══ TEXTO MOSTRADO

‘SWAN SONG’ O CÓMO DESAPARECEN LAS BASES DEL PRESENTE

Patrick Pitsenbarger (Udo Kier) transcurre sus días en una residencia de ancianos doblando servilletas y fumando los delicados cigarrillos, a escondidas, de la marca ‘More’. Un día a día monótono, plano, donde de su pasado no queda nada, sólo una caja debajo de la cama de recuerdos personales. En dicha cotidianidad, recibe la visita del abogado de una de sus clientas y amiga fallecida para que la peine y la maquille para su velatorio. Un encargo, el último, que lo transportara a su gloria como peluquero y estilista, a revivir su difunto amor, a escapar del asilo donde vive, a su ‘Swan song’.

Un final trágico como el mundo que, tanto fuera como dentro del asilo, le rodea. Dentro, unas personas que son la sombra de lo que fueron y, fuera, la grandilocuencia de lo que fue y lo que se desvanece en el olvido de las personas que actualmente lo habitan. Como la casa que Pat (Udo Kier) habitó con su novio que falleció de SIDA o el pub donde las Drag Queens expresaban su glamour, su grandilocuencia, su poderío, convertido próximamente en una aburrida, monótona e impersonal gastrotaberna (¿qué coño es ese término?¿No son todas las tabernas lugares donde comer?).

════
══ FILAS LISTADAS

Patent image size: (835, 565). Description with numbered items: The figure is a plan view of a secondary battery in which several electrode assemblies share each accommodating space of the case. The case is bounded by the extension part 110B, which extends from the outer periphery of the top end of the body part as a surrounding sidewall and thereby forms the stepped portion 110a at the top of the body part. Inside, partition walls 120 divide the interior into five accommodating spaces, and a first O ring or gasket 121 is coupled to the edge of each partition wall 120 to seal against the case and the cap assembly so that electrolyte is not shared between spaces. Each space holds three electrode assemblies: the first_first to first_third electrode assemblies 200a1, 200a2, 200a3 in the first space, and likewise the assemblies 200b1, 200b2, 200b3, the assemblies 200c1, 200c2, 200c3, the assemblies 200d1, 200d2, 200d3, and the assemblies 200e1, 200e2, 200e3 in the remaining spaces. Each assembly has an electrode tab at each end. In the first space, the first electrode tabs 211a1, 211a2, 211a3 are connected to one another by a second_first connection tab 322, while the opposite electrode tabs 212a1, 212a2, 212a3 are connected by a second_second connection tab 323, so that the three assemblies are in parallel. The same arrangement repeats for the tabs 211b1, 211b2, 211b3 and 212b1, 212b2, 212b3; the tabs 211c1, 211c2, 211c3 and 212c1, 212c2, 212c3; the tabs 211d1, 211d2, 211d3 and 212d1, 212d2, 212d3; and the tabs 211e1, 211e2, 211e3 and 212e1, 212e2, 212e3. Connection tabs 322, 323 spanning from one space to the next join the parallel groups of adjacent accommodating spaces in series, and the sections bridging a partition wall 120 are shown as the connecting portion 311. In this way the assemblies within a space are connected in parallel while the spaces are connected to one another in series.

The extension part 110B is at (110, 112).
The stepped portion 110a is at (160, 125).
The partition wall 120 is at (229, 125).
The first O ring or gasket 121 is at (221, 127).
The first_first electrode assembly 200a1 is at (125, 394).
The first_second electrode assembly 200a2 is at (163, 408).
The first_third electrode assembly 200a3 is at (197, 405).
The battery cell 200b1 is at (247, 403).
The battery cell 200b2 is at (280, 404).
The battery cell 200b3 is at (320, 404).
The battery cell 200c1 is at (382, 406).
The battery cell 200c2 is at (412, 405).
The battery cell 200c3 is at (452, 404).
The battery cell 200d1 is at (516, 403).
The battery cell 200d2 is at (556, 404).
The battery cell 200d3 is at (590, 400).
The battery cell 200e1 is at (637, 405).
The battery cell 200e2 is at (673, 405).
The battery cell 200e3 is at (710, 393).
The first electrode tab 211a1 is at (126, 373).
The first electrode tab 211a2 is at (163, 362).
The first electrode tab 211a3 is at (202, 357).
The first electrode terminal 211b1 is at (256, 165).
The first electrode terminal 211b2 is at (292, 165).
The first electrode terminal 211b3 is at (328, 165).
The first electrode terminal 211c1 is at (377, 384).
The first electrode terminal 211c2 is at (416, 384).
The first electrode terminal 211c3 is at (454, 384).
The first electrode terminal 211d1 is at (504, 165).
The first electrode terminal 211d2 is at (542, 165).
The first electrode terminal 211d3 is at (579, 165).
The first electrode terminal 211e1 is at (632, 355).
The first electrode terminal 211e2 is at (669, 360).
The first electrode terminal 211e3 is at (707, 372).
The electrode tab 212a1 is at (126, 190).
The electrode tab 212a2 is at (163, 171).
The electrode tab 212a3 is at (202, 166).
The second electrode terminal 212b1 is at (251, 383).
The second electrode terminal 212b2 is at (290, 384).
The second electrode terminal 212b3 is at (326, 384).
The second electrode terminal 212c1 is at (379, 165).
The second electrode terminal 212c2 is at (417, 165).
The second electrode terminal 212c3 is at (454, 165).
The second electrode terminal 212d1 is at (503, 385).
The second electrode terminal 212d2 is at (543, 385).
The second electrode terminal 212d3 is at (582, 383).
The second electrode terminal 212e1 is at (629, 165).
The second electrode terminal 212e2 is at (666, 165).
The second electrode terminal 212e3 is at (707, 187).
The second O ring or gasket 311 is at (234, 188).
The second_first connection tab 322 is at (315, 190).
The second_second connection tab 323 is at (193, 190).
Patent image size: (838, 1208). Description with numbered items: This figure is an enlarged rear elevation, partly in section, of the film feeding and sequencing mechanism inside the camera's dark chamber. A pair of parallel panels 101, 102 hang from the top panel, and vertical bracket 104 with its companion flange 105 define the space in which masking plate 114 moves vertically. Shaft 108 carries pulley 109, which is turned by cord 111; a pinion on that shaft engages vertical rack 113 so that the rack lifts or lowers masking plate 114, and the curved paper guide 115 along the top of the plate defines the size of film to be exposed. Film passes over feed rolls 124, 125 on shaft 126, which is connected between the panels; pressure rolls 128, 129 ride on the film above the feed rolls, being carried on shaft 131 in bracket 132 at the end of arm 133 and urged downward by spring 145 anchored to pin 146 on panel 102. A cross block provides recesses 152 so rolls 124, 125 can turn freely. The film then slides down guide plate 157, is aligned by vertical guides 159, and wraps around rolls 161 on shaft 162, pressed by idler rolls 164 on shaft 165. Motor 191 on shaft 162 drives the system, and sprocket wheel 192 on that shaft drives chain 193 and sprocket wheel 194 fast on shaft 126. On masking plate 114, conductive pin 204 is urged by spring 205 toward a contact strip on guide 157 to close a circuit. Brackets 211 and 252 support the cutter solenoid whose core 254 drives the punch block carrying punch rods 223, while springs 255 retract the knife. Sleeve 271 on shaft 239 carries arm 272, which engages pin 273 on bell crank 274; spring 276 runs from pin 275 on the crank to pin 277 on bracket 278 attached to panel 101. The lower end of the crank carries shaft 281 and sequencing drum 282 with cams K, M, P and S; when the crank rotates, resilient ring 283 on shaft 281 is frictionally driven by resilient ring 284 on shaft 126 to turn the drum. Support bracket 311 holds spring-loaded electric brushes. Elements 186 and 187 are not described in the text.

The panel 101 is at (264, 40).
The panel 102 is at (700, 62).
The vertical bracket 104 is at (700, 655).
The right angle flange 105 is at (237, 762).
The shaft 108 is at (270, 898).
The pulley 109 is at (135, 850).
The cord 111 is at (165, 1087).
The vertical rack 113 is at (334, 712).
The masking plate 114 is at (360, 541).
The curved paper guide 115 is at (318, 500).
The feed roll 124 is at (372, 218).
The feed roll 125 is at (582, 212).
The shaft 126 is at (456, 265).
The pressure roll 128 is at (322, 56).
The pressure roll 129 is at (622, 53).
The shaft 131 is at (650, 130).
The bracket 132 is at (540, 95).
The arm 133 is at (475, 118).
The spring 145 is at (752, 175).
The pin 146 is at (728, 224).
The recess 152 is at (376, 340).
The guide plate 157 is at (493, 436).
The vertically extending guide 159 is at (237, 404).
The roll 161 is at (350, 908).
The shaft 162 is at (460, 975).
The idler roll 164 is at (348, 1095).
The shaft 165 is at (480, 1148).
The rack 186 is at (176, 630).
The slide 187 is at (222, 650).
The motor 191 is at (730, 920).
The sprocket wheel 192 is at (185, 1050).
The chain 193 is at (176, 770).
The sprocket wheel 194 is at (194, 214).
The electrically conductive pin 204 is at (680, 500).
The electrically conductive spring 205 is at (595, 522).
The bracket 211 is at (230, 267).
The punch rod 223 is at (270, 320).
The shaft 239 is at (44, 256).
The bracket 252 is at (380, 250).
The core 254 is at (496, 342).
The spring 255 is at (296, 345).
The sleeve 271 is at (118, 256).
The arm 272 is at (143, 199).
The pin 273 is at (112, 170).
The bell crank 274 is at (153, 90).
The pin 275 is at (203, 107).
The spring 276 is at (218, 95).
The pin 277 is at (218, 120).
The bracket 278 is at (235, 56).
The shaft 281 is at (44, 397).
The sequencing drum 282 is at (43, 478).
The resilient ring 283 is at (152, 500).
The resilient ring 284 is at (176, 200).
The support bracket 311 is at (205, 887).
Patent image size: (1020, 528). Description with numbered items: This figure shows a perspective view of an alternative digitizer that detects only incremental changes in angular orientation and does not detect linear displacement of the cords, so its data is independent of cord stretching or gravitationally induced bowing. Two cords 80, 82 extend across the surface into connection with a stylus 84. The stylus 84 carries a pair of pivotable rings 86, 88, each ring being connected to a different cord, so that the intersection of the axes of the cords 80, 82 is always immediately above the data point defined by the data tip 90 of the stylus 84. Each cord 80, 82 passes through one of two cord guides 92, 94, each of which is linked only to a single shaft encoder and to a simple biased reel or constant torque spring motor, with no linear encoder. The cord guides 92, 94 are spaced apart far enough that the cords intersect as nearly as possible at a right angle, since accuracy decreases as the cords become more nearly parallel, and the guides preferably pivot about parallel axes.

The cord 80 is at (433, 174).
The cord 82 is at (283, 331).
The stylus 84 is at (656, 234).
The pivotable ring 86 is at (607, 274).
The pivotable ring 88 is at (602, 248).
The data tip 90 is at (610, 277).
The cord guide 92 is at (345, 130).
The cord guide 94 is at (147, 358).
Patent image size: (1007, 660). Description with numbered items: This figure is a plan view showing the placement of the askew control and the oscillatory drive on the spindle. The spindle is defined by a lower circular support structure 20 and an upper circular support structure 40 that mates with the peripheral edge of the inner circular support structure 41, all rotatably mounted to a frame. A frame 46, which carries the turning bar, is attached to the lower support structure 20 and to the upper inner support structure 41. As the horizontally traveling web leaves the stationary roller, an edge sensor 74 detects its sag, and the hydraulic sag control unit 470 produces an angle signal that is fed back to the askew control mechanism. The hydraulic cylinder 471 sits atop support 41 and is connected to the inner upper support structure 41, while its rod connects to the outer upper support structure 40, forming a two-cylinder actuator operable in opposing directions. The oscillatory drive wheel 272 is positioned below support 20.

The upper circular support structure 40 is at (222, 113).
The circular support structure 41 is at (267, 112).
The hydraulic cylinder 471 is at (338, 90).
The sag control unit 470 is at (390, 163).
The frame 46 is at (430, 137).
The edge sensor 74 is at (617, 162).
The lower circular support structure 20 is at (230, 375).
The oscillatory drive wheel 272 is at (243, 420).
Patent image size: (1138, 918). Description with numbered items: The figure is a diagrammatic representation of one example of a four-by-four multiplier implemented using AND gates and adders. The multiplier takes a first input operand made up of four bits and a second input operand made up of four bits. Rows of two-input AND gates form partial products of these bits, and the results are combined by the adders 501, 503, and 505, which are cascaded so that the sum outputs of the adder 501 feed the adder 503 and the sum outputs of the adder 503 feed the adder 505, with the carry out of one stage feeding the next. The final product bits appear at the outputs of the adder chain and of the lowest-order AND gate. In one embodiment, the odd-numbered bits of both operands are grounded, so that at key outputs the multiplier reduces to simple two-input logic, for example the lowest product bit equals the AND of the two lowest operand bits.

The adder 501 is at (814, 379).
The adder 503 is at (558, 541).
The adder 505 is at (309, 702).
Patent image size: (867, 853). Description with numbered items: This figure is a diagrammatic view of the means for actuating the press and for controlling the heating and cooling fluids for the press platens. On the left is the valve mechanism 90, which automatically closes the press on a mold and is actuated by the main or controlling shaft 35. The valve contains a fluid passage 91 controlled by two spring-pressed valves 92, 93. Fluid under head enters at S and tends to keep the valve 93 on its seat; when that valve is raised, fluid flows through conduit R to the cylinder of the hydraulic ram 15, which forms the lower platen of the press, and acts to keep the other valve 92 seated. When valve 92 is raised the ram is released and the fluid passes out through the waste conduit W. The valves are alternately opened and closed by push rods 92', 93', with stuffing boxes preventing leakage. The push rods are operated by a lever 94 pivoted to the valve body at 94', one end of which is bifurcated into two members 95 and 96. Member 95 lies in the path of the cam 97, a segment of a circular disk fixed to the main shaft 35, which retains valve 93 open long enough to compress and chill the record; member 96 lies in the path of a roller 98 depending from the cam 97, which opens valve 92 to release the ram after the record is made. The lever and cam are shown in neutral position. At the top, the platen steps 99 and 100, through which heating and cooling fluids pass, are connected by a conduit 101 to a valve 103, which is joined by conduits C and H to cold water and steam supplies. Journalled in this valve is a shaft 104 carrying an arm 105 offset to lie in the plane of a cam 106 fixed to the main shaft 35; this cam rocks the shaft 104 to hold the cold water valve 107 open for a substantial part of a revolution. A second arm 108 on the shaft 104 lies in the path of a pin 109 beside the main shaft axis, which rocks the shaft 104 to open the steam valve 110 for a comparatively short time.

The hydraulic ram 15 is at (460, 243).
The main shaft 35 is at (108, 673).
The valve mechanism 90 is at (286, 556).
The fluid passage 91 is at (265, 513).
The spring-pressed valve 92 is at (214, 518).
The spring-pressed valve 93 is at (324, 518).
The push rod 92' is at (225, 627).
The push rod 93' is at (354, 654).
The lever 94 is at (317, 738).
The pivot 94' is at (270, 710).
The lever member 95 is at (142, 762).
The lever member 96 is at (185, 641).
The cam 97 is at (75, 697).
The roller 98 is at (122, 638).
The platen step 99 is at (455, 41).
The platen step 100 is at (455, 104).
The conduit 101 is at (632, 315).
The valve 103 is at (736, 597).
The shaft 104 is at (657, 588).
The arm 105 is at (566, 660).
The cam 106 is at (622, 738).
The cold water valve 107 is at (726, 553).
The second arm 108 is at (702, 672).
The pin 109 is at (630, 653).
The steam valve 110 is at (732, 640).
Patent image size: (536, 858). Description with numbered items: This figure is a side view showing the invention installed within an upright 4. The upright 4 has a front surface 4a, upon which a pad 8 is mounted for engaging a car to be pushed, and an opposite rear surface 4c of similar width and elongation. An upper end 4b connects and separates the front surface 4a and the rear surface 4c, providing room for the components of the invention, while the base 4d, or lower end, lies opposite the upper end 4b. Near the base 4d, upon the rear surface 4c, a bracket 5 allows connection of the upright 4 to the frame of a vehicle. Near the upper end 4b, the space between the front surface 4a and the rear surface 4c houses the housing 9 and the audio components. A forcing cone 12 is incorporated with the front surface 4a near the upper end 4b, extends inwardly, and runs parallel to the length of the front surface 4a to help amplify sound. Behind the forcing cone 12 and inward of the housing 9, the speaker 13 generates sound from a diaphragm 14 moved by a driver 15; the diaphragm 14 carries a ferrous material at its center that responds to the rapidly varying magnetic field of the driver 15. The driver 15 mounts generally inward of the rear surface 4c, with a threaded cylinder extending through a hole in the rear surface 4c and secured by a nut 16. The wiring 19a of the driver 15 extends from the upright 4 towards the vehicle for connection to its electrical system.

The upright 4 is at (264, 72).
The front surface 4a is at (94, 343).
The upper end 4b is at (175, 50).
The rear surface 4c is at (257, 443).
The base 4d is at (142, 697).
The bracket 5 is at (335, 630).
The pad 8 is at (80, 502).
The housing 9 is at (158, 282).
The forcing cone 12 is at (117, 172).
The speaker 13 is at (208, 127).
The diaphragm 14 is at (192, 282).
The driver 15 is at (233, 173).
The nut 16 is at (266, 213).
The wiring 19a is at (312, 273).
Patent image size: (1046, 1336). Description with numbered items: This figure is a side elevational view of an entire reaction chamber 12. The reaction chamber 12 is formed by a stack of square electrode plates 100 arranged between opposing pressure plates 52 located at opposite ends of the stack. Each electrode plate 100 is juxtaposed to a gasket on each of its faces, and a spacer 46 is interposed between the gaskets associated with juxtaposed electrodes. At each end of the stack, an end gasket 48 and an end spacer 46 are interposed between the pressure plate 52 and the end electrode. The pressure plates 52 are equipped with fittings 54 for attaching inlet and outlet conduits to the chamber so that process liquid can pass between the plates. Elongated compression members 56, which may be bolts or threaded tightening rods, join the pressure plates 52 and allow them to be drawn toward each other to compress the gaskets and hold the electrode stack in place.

════

* TAREAS Y EJERCICIOS
1. Según la reseña de 'Swan Song', ¿de qué murió el novio de Pat?
2. Continúa la reseña de 'Swan Song' a partir de su última frase.

* RESPUESTAS POR TAREA
1. De SIDA.

2.
Un mundo en desaparición, como la amiga difunta de Pat (Udo Kier), los espacios seguros y que son familia como el pub gay del pueblo, los amigos de confidencias, alegrías y penas, y los anillos, la purpurina y el ingenio estético y estilístico como arma subversiva.

Un mundo subversivo que fundamenta el establishment homosexual de hoy con un desliz olvidadizo para con nuestro pasado. Un pasado que, como Pat (Udo Kier), intenta buscar su última actuación a modo de brillar en el presente mostrando el pasado: el retorno, fugaz, de la Liberace de Sandusky. 

Todd Stephens nos recuerda, en esta divina y maravillosa película, que nuestro presente se construye y se cimenta en un pasado que es necesario glorificar y re-presentar con tal de protegernos en esencia. Un historia original y reluciente con un Udo Kier magnifico, deslumbrante, capaz de ser él mismo la representación del pasado, el presente y el futuro del entendimiento de los derechos LGTBIQ. 

Swan Song’ es el final trágico de un mundo en desaparición que tenemos, entre todxs, que revivir.